Figure content listings:
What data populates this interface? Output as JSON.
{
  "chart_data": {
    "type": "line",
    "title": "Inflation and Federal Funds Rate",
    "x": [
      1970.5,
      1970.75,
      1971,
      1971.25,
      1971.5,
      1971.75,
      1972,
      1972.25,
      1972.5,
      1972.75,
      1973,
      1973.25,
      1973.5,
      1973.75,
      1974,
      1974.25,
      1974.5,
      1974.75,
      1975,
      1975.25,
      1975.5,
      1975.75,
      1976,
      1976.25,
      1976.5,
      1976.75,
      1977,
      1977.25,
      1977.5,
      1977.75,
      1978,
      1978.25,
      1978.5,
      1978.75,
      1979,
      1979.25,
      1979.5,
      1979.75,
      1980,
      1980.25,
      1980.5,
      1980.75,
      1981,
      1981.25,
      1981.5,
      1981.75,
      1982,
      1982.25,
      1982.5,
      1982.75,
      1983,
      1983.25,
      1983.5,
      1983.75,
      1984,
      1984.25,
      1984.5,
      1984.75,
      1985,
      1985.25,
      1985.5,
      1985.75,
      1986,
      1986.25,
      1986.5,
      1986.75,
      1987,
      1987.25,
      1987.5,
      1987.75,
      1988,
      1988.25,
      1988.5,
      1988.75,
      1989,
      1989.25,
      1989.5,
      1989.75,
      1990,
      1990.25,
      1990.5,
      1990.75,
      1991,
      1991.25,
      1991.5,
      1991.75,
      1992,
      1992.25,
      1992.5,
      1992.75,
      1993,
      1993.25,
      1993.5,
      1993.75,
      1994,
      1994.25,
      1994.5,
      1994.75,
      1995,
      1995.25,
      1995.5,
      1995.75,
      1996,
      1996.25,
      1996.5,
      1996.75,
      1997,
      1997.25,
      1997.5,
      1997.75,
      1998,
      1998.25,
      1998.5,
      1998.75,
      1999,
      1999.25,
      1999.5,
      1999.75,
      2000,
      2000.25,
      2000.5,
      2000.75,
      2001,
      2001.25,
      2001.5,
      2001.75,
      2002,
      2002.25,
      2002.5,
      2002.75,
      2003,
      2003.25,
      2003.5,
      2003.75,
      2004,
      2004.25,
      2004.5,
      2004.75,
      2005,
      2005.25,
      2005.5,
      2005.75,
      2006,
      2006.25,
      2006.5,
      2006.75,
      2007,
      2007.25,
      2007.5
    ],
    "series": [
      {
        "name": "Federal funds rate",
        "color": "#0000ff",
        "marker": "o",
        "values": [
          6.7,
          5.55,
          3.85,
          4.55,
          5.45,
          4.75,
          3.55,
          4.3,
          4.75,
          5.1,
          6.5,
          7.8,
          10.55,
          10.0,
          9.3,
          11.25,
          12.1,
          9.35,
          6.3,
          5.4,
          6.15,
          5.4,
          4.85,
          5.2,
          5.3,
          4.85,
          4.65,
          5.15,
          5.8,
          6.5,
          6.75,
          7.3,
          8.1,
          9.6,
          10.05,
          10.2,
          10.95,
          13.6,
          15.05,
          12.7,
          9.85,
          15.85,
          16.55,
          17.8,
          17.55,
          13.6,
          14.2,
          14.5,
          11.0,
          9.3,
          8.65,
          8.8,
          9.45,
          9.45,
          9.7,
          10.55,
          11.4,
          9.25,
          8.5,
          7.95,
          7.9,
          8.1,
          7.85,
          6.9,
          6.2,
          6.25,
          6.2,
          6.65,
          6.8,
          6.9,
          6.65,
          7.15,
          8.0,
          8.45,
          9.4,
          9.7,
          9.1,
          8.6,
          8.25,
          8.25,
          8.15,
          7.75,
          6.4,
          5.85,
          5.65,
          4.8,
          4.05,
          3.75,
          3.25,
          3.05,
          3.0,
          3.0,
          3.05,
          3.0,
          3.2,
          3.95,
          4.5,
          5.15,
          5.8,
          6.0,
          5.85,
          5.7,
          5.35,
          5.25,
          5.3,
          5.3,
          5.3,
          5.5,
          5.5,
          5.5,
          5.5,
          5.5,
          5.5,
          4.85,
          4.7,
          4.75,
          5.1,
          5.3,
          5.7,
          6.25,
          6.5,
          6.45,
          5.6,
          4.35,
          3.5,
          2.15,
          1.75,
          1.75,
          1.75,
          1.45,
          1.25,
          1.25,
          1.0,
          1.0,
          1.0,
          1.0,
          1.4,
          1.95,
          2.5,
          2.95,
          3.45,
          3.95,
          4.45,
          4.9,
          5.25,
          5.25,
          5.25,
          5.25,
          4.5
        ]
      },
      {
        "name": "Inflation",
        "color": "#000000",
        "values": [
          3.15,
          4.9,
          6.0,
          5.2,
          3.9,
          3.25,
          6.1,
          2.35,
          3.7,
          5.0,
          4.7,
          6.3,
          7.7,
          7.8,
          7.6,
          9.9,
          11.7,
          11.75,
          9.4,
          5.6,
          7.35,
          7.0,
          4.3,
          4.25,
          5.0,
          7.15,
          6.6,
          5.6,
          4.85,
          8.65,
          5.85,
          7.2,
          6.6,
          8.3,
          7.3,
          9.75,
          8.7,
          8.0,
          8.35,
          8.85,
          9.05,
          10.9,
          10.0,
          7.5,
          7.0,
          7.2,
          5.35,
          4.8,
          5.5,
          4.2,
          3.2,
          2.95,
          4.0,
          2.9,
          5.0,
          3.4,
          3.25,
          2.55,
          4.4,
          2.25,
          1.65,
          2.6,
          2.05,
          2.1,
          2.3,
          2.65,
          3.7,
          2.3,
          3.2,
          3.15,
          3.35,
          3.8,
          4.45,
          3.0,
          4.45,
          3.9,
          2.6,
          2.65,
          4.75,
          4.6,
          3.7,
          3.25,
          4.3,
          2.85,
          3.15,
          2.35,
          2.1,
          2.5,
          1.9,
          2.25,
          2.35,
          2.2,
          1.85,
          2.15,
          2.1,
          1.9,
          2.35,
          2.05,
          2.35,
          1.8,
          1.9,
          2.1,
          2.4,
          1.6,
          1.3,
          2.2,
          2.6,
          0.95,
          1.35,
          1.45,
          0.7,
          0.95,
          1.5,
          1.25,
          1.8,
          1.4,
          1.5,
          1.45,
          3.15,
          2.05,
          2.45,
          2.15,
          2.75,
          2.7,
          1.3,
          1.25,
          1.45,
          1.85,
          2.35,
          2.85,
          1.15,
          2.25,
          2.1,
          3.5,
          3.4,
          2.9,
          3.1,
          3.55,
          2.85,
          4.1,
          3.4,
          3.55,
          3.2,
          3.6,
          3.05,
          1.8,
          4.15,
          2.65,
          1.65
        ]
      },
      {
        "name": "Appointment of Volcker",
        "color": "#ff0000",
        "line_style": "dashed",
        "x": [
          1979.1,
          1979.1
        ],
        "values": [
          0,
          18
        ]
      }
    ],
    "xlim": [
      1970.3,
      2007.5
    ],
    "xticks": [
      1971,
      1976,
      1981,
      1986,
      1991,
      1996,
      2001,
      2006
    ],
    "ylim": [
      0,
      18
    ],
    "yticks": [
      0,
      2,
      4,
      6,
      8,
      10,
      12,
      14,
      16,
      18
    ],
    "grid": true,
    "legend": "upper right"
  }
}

DIRECTIVE -
Print the material once more, exactly.

RESPONSE FOR THIS EXERCISE -
What data populates this interface? Output as JSON.
{
  "chart_data": {
    "type": "line",
    "title": "Inflation and Federal Funds Rate",
    "x": [
      1970.5,
      1970.75,
      1971,
      1971.25,
      1971.5,
      1971.75,
      1972,
      1972.25,
      1972.5,
      1972.75,
      1973,
      1973.25,
      1973.5,
      1973.75,
      1974,
      1974.25,
      1974.5,
      1974.75,
      1975,
      1975.25,
      1975.5,
      1975.75,
      1976,
      1976.25,
      1976.5,
      1976.75,
      1977,
      1977.25,
      1977.5,
      1977.75,
      1978,
      1978.25,
      1978.5,
      1978.75,
      1979,
      1979.25,
      1979.5,
      1979.75,
      1980,
      1980.25,
      1980.5,
      1980.75,
      1981,
      1981.25,
      1981.5,
      1981.75,
      1982,
      1982.25,
      1982.5,
      1982.75,
      1983,
      1983.25,
      1983.5,
      1983.75,
      1984,
      1984.25,
      1984.5,
      1984.75,
      1985,
      1985.25,
      1985.5,
      1985.75,
      1986,
      1986.25,
      1986.5,
      1986.75,
      1987,
      1987.25,
      1987.5,
      1987.75,
      1988,
      1988.25,
      1988.5,
      1988.75,
      1989,
      1989.25,
      1989.5,
      1989.75,
      1990,
      1990.25,
      1990.5,
      1990.75,
      1991,
      1991.25,
      1991.5,
      1991.75,
      1992,
      1992.25,
      1992.5,
      1992.75,
      1993,
      1993.25,
      1993.5,
      1993.75,
      1994,
      1994.25,
      1994.5,
      1994.75,
      1995,
      1995.25,
      1995.5,
      1995.75,
      1996,
      1996.25,
      1996.5,
      1996.75,
      1997,
      1997.25,
      1997.5,
      1997.75,
      1998,
      1998.25,
      1998.5,
      1998.75,
      1999,
      1999.25,
      1999.5,
      1999.75,
      2000,
      2000.25,
      2000.5,
      2000.75,
      2001,
      2001.25,
      2001.5,
      2001.75,
      2002,
      2002.25,
      2002.5,
      2002.75,
      2003,
      2003.25,
      2003.5,
      2003.75,
      2004,
      2004.25,
      2004.5,
      2004.75,
      2005,
      2005.25,
      2005.5,
      2005.75,
      2006,
      2006.25,
      2006.5,
      2006.75,
      2007,
      2007.25,
      2007.5
    ],
    "series": [
      {
        "name": "Federal funds rate",
        "color": "#0000ff",
        "marker": "o",
        "values": [
          6.7,
          5.55,
          3.85,
          4.55,
          5.45,
          4.75,
          3.55,
          4.3,
          4.75,
          5.1,
          6.5,
          7.8,
          10.55,
          10.0,
          9.3,
          11.25,
          12.1,
          9.35,
          6.3,
          5.4,
          6.15,
          5.4,
          4.85,
          5.2,
          5.3,
          4.85,
          4.65,
          5.15,
          5.8,
          6.5,
          6.75,
          7.3,
          8.1,
          9.6,
          10.05,
          10.2,
          10.95,
          13.6,
          15.05,
          12.7,
          9.85,
          15.85,
          16.55,
          17.8,
          17.55,
          13.6,
          14.2,
          14.5,
          11.0,
          9.3,
          8.65,
          8.8,
          9.45,
          9.45,
          9.7,
          10.55,
          11.4,
          9.25,
          8.5,
          7.95,
          7.9,
          8.1,
          7.85,
          6.9,
          6.2,
          6.25,
          6.2,
          6.65,
          6.8,
          6.9,
          6.65,
          7.15,
          8.0,
          8.45,
          9.4,
          9.7,
          9.1,
          8.6,
          8.25,
          8.25,
          8.15,
          7.75,
          6.4,
          5.85,
          5.65,
          4.8,
          4.05,
          3.75,
          3.25,
          3.05,
          3.0,
          3.0,
          3.05,
          3.0,
          3.2,
          3.95,
          4.5,
          5.15,
          5.8,
          6.0,
          5.85,
          5.7,
          5.35,
          5.25,
          5.3,
          5.3,
          5.3,
          5.5,
          5.5,
          5.5,
          5.5,
          5.5,
          5.5,
          4.85,
          4.7,
          4.75,
          5.1,
          5.3,
          5.7,
          6.25,
          6.5,
          6.45,
          5.6,
          4.35,
          3.5,
          2.15,
          1.75,
          1.75,
          1.75,
          1.45,
          1.25,
          1.25,
          1.0,
          1.0,
          1.0,
          1.0,
          1.4,
          1.95,
          2.5,
          2.95,
          3.45,
          3.95,
          4.45,
          4.9,
          5.25,
          5.25,
          5.25,
          5.25,
          4.5
        ]
      },
      {
        "name": "Inflation",
        "color": "#000000",
        "values": [
          3.15,
          4.9,
          6.0,
          5.2,
          3.9,
          3.25,
          6.1,
          2.35,
          3.7,
          5.0,
          4.7,
          6.3,
          7.7,
          7.8,
          7.6,
          9.9,
          11.7,
          11.75,
          9.4,
          5.6,
          7.35,
          7.0,
          4.3,
          4.25,
          5.0,
          7.15,
          6.6,
          5.6,
          4.85,
          8.65,
          5.85,
          7.2,
          6.6,
          8.3,
          7.3,
          9.75,
          8.7,
          8.0,
          8.35,
          8.85,
          9.05,
          10.9,
          10.0,
          7.5,
          7.0,
          7.2,
          5.35,
          4.8,
          5.5,
          4.2,
          3.2,
          2.95,
          4.0,
          2.9,
          5.0,
          3.4,
          3.25,
          2.55,
          4.4,
          2.25,
          1.65,
          2.6,
          2.05,
          2.1,
          2.3,
          2.65,
          3.7,
          2.3,
          3.2,
          3.15,
          3.35,
          3.8,
          4.45,
          3.0,
          4.45,
          3.9,
          2.6,
          2.65,
          4.75,
          4.6,
          3.7,
          3.25,
          4.3,
          2.85,
          3.15,
          2.35,
          2.1,
          2.5,
          1.9,
          2.25,
          2.35,
          2.2,
          1.85,
          2.15,
          2.1,
          1.9,
          2.35,
          2.05,
          2.35,
          1.8,
          1.9,
          2.1,
          2.4,
          1.6,
          1.3,
          2.2,
          2.6,
          0.95,
          1.35,
          1.45,
          0.7,
          0.95,
          1.5,
          1.25,
          1.8,
          1.4,
          1.5,
          1.45,
          3.15,
          2.05,
          2.45,
          2.15,
          2.75,
          2.7,
          1.3,
          1.25,
          1.45,
          1.85,
          2.35,
          2.85,
          1.15,
          2.25,
          2.1,
          3.5,
          3.4,
          2.9,
          3.1,
          3.55,
          2.85,
          4.1,
          3.4,
          3.55,
          3.2,
          3.6,
          3.05,
          1.8,
          4.15,
          2.65,
          1.65
        ]
      },
      {
        "name": "Appointment of Volcker",
        "color": "#ff0000",
        "line_style": "dashed",
        "x": [
          1979.1,
          1979.1
        ],
        "values": [
          0,
          18
        ]
      }
    ],
    "xlim": [
      1970.3,
      2007.5
    ],
    "xticks": [
      1971,
      1976,
      1981,
      1986,
      1991,
      1996,
      2001,
      2006
    ],
    "ylim": [
      0,
      18
    ],
    "yticks": [
      0,
      2,
      4,
      6,
      8,
      10,
      12,
      14,
      16,
      18
    ],
    "grid": true,
    "legend": "upper right"
  }
}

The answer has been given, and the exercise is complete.